# START OF Source records

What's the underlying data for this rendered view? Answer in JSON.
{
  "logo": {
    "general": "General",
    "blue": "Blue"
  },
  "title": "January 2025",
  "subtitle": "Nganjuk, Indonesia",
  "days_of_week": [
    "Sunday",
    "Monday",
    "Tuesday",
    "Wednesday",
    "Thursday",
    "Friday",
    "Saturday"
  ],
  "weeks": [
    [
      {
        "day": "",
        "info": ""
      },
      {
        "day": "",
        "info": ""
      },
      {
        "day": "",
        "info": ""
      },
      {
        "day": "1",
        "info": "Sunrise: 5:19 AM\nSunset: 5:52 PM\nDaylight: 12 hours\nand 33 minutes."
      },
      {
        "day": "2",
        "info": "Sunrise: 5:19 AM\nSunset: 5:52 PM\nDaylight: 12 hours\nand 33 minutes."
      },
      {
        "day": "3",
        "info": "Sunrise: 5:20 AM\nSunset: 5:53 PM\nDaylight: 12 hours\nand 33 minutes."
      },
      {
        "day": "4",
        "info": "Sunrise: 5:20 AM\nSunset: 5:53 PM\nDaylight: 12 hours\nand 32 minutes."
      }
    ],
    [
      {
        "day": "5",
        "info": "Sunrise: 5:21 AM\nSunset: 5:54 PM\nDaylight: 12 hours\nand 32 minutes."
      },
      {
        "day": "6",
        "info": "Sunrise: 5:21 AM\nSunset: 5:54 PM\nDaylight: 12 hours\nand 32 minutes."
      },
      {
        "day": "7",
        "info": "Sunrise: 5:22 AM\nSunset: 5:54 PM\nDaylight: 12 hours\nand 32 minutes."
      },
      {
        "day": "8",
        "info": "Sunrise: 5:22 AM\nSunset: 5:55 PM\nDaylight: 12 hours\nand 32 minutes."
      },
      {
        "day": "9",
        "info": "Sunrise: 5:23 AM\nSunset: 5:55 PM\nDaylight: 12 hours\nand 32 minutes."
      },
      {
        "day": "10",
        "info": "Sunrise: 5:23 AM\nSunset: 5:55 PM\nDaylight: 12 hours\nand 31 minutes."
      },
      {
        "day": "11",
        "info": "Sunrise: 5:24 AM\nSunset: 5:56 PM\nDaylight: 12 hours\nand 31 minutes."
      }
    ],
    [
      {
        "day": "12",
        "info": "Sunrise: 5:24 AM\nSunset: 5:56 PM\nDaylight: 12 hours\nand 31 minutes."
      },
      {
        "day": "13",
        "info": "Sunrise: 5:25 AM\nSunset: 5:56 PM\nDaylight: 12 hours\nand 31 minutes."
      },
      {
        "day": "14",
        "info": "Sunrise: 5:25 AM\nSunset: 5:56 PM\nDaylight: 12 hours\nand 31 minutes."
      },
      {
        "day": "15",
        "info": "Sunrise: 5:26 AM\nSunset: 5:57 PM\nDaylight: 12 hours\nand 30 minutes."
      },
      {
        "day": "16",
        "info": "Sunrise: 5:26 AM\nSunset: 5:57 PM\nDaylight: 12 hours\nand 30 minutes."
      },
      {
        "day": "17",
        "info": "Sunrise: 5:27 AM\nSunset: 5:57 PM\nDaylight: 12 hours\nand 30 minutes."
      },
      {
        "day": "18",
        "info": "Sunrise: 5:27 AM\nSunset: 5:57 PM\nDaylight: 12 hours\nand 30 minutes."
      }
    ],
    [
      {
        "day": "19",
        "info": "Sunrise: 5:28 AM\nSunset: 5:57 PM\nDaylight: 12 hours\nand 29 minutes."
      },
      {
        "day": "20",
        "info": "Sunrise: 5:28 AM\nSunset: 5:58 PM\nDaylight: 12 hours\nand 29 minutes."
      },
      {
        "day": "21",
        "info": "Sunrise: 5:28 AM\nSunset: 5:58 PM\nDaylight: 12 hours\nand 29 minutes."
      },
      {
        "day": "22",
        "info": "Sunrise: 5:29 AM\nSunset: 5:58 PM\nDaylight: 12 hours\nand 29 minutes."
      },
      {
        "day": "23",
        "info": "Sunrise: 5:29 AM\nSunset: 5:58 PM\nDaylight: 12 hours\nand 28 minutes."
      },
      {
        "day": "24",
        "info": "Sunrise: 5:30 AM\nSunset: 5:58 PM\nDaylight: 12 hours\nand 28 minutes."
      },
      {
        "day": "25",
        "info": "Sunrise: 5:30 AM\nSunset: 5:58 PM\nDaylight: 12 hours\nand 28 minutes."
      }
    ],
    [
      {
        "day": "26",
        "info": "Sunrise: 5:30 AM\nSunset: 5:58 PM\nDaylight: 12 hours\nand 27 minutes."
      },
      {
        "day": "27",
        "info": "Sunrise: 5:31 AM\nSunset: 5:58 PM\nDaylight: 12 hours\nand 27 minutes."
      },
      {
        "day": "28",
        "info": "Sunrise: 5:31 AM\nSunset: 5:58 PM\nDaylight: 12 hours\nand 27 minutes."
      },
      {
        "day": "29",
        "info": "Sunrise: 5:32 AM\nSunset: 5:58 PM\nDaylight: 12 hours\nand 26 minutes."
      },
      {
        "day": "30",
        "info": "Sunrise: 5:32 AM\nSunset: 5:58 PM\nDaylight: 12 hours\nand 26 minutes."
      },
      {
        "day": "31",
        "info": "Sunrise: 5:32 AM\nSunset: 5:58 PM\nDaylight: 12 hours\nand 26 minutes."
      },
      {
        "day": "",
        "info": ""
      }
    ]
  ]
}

# END OF Source records

**Problem details:** Output the listing above without altering a single character.

**Answer to this problem:**
What's the underlying data for this rendered view? Answer in JSON.
{
  "logo": {
    "general": "General",
    "blue": "Blue"
  },
  "title": "January 2025",
  "subtitle": "Nganjuk, Indonesia",
  "days_of_week": [
    "Sunday",
    "Monday",
    "Tuesday",
    "Wednesday",
    "Thursday",
    "Friday",
    "Saturday"
  ],
  "weeks": [
    [
      {
        "day": "",
        "info": ""
      },
      {
        "day": "",
        "info": ""
      },
      {
        "day": "",
        "info": ""
      },
      {
        "day": "1",
        "info": "Sunrise: 5:19 AM\nSunset: 5:52 PM\nDaylight: 12 hours\nand 33 minutes."
      },
      {
        "day": "2",
        "info": "Sunrise: 5:19 AM\nSunset: 5:52 PM\nDaylight: 12 hours\nand 33 minutes."
      },
      {
        "day": "3",
        "info": "Sunrise: 5:20 AM\nSunset: 5:53 PM\nDaylight: 12 hours\nand 33 minutes."
      },
      {
        "day": "4",
        "info": "Sunrise: 5:20 AM\nSunset: 5:53 PM\nDaylight: 12 hours\nand 32 minutes."
      }
    ],
    [
      {
        "day": "5",
        "info": "Sunrise: 5:21 AM\nSunset: 5:54 PM\nDaylight: 12 hours\nand 32 minutes."
      },
      {
        "day": "6",
        "info": "Sunrise: 5:21 AM\nSunset: 5:54 PM\nDaylight: 12 hours\nand 32 minutes."
      },
      {
        "day": "7",
        "info": "Sunrise: 5:22 AM\nSunset: 5:54 PM\nDaylight: 12 hours\nand 32 minutes."
      },
      {
        "day": "8",
        "info": "Sunrise: 5:22 AM\nSunset: 5:55 PM\nDaylight: 12 hours\nand 32 minutes."
      },
      {
        "day": "9",
        "info": "Sunrise: 5:23 AM\nSunset: 5:55 PM\nDaylight: 12 hours\nand 32 minutes."
      },
      {
        "day": "10",
        "info": "Sunrise: 5:23 AM\nSunset: 5:55 PM\nDaylight: 12 hours\nand 31 minutes."
      },
      {
        "day": "11",
        "info": "Sunrise: 5:24 AM\nSunset: 5:56 PM\nDaylight: 12 hours\nand 31 minutes."
      }
    ],
    [
      {
        "day": "12",
        "info": "Sunrise: 5:24 AM\nSunset: 5:56 PM\nDaylight: 12 hours\nand 31 minutes."
      },
      {
        "day": "13",
        "info": "Sunrise: 5:25 AM\nSunset: 5:56 PM\nDaylight: 12 hours\nand 31 minutes."
      },
      {
        "day": "14",
        "info": "Sunrise: 5:25 AM\nSunset: 5:56 PM\nDaylight: 12 hours\nand 31 minutes."
      },
      {
        "day": "15",
        "info": "Sunrise: 5:26 AM\nSunset: 5:57 PM\nDaylight: 12 hours\nand 30 minutes."
      },
      {
        "day": "16",
        "info": "Sunrise: 5:26 AM\nSunset: 5:57 PM\nDaylight: 12 hours\nand 30 minutes."
      },
      {
        "day": "17",
        "info": "Sunrise: 5:27 AM\nSunset: 5:57 PM\nDaylight: 12 hours\nand 30 minutes."
      },
      {
        "day": "18",
        "info": "Sunrise: 5:27 AM\nSunset: 5:57 PM\nDaylight: 12 hours\nand 30 minutes."
      }
    ],
    [
      {
        "day": "19",
        "info": "Sunrise: 5:28 AM\nSunset: 5:57 PM\nDaylight: 12 hours\nand 29 minutes."
      },
      {
        "day": "20",
        "info": "Sunrise: 5:28 AM\nSunset: 5:58 PM\nDaylight: 12 hours\nand 29 minutes."
      },
      {
        "day": "21",
        "info": "Sunrise: 5:28 AM\nSunset: 5:58 PM\nDaylight: 12 hours\nand 29 minutes."
      },
      {
        "day": "22",
        "info": "Sunrise: 5:29 AM\nSunset: 5:58 PM\nDaylight: 12 hours\nand 29 minutes."
      },
      {
        "day": "23",
        "info": "Sunrise: 5:29 AM\nSunset: 5:58 PM\nDaylight: 12 hours\nand 28 minutes."
      },
      {
        "day": "24",
        "info": "Sunrise: 5:30 AM\nSunset: 5:58 PM\nDaylight: 12 hours\nand 28 minutes."
      },
      {
        "day": "25",
        "info": "Sunrise: 5:30 AM\nSunset: 5:58 PM\nDaylight: 12 hours\nand 28 minutes."
      }
    ],
    [
      {
        "day": "26",
        "info": "Sunrise: 5:30 AM\nSunset: 5:58 PM\nDaylight: 12 hours\nand 27 minutes."
      },
      {
        "day": "27",
        "info": "Sunrise: 5:31 AM\nSunset: 5:58 PM\nDaylight: 12 hours\nand 27 minutes."
      },
      {
        "day": "28",
        "info": "Sunrise: 5:31 AM\nSunset: 5:58 PM\nDaylight: 12 hours\nand 27 minutes."
      },
      {
        "day": "29",
        "info": "Sunrise: 5:32 AM\nSunset: 5:58 PM\nDaylight: 12 hours\nand 26 minutes."
      },
      {
        "day": "30",
        "info": "Sunrise: 5:32 AM\nSunset: 5:58 PM\nDaylight: 12 hours\nand 26 minutes."
      },
      {
        "day": "31",
        "info": "Sunrise: 5:32 AM\nSunset: 5:58 PM\nDaylight: 12 hours\nand 26 minutes."
      },
      {
        "day": "",
        "info": ""
      }
    ]
  ]
}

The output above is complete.